• DATASET ENTRIES:
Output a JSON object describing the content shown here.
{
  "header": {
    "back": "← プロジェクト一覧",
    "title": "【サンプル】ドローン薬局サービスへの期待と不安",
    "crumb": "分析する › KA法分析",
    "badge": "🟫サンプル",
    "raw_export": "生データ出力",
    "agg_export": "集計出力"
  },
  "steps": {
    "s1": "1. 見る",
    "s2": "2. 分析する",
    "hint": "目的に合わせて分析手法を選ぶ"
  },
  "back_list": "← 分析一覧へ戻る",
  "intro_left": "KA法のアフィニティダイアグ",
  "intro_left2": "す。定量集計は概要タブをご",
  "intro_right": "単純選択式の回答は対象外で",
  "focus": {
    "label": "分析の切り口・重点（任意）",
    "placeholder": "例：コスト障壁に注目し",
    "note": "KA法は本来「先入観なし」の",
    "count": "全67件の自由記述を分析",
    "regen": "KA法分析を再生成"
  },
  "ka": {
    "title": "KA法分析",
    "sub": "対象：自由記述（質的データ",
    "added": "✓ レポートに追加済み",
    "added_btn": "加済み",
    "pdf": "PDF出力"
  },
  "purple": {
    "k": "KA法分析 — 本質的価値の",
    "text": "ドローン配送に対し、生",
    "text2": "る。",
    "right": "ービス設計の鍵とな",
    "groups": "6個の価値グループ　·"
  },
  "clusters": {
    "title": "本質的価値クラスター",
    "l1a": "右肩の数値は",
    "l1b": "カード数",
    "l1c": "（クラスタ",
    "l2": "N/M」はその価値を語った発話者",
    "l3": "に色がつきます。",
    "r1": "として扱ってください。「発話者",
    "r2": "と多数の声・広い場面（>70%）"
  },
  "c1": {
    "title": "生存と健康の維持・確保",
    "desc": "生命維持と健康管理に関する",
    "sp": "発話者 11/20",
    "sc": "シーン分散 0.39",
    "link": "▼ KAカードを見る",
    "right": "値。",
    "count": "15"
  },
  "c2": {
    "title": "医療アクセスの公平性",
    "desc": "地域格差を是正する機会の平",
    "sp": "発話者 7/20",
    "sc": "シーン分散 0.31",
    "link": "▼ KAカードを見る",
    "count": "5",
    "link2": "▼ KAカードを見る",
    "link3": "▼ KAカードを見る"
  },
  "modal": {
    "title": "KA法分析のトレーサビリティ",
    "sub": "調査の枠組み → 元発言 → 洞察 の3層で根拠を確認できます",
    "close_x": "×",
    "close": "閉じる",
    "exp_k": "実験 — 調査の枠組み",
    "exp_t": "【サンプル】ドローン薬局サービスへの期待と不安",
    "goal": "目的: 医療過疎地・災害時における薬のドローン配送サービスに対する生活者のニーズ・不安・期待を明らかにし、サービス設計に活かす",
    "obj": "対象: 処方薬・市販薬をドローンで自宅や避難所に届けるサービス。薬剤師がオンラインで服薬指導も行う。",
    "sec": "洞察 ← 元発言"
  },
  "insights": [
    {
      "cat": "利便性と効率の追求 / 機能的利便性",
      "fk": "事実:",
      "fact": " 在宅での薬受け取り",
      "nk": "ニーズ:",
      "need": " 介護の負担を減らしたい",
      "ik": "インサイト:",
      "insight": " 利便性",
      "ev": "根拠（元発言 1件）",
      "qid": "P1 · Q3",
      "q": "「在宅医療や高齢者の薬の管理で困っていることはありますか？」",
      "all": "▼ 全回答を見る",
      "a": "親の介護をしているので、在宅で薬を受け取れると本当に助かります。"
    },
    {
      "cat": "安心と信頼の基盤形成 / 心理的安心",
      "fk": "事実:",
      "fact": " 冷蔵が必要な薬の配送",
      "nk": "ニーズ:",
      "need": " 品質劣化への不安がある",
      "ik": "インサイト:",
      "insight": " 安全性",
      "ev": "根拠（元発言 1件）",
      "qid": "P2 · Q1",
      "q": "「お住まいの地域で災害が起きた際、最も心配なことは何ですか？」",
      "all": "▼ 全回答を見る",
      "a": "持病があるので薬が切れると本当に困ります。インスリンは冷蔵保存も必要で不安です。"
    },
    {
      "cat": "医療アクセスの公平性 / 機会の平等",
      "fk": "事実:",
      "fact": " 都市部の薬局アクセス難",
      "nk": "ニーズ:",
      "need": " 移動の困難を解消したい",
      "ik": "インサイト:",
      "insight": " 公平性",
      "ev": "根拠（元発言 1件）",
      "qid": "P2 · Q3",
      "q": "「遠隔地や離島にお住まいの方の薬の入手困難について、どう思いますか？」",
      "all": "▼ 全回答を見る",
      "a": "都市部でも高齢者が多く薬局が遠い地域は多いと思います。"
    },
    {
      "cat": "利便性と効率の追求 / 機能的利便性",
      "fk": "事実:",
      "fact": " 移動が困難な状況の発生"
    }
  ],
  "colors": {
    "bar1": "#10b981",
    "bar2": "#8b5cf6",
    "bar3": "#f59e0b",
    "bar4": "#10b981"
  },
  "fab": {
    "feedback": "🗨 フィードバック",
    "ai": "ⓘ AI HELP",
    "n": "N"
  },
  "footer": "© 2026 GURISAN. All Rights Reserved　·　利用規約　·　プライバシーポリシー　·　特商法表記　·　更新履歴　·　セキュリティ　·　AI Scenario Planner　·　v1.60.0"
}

• WHAT YOU WILL DO: Collect the complete line wherever the string "サンプル" appears in the records.

• ANSWER TO THIS EXERCISE:
    "title": "【サンプル】ドローン薬局サービスへの期待と不安",
    "badge": "🟫サンプル",
    "exp_t": "【サンプル】ドローン薬局サービスへの期待と不安",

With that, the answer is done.